(Figure collection entries)

---------------

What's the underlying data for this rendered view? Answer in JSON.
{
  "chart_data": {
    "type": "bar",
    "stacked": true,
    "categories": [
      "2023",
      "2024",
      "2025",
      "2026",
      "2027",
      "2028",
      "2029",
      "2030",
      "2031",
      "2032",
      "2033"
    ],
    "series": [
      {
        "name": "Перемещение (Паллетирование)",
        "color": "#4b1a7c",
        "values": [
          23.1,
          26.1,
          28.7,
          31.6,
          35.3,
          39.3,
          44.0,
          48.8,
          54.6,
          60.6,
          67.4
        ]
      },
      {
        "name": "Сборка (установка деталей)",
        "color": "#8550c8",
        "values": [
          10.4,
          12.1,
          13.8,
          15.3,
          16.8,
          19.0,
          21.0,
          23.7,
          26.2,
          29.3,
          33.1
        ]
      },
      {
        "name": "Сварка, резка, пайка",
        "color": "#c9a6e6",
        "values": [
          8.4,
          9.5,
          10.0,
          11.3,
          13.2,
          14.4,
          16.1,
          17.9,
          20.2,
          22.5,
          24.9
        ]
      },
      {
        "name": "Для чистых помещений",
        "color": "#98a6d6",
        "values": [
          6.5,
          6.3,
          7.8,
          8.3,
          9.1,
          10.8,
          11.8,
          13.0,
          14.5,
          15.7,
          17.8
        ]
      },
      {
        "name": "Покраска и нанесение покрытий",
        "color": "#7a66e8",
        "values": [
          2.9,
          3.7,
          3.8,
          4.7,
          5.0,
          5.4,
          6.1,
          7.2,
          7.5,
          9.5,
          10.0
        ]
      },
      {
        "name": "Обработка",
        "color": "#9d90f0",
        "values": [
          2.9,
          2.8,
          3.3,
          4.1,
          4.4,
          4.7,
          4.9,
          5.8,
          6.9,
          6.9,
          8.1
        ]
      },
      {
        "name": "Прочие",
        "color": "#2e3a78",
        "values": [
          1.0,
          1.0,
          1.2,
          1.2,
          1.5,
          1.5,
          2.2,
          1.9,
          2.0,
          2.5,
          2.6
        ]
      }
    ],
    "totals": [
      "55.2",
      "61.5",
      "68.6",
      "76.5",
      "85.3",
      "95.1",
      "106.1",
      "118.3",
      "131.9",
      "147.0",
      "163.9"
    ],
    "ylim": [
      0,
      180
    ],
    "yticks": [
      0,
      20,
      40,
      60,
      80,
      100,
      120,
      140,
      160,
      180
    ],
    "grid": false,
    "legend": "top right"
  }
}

---------------

#### SHORT TASK
Write the data back out verbatim.

#### FINAL RESULT
What's the underlying data for this rendered view? Answer in JSON.
{
  "chart_data": {
    "type": "bar",
    "stacked": true,
    "categories": [
      "2023",
      "2024",
      "2025",
      "2026",
      "2027",
      "2028",
      "2029",
      "2030",
      "2031",
      "2032",
      "2033"
    ],
    "series": [
      {
        "name": "Перемещение (Паллетирование)",
        "color": "#4b1a7c",
        "values": [
          23.1,
          26.1,
          28.7,
          31.6,
          35.3,
          39.3,
          44.0,
          48.8,
          54.6,
          60.6,
          67.4
        ]
      },
      {
        "name": "Сборка (установка деталей)",
        "color": "#8550c8",
        "values": [
          10.4,
          12.1,
          13.8,
          15.3,
          16.8,
          19.0,
          21.0,
          23.7,
          26.2,
          29.3,
          33.1
        ]
      },
      {
        "name": "Сварка, резка, пайка",
        "color": "#c9a6e6",
        "values": [
          8.4,
          9.5,
          10.0,
          11.3,
          13.2,
          14.4,
          16.1,
          17.9,
          20.2,
          22.5,
          24.9
        ]
      },
      {
        "name": "Для чистых помещений",
        "color": "#98a6d6",
        "values": [
          6.5,
          6.3,
          7.8,
          8.3,
          9.1,
          10.8,
          11.8,
          13.0,
          14.5,
          15.7,
          17.8
        ]
      },
      {
        "name": "Покраска и нанесение покрытий",
        "color": "#7a66e8",
        "values": [
          2.9,
          3.7,
          3.8,
          4.7,
          5.0,
          5.4,
          6.1,
          7.2,
          7.5,
          9.5,
          10.0
        ]
      },
      {
        "name": "Обработка",
        "color": "#9d90f0",
        "values": [
          2.9,
          2.8,
          3.3,
          4.1,
          4.4,
          4.7,
          4.9,
          5.8,
          6.9,
          6.9,
          8.1
        ]
      },
      {
        "name": "Прочие",
        "color": "#2e3a78",
        "values": [
          1.0,
          1.0,
          1.2,
          1.2,
          1.5,
          1.5,
          2.2,
          1.9,
          2.0,
          2.5,
          2.6
        ]
      }
    ],
    "totals": [
      "55.2",
      "61.5",
      "68.6",
      "76.5",
      "85.3",
      "95.1",
      "106.1",
      "118.3",
      "131.9",
      "147.0",
      "163.9"
    ],
    "ylim": [
      0,
      180
    ],
    "yticks": [
      0,
      20,
      40,
      60,
      80,
      100,
      120,
      140,
      160,
      180
    ],
    "grid": false,
    "legend": "top right"
  }
}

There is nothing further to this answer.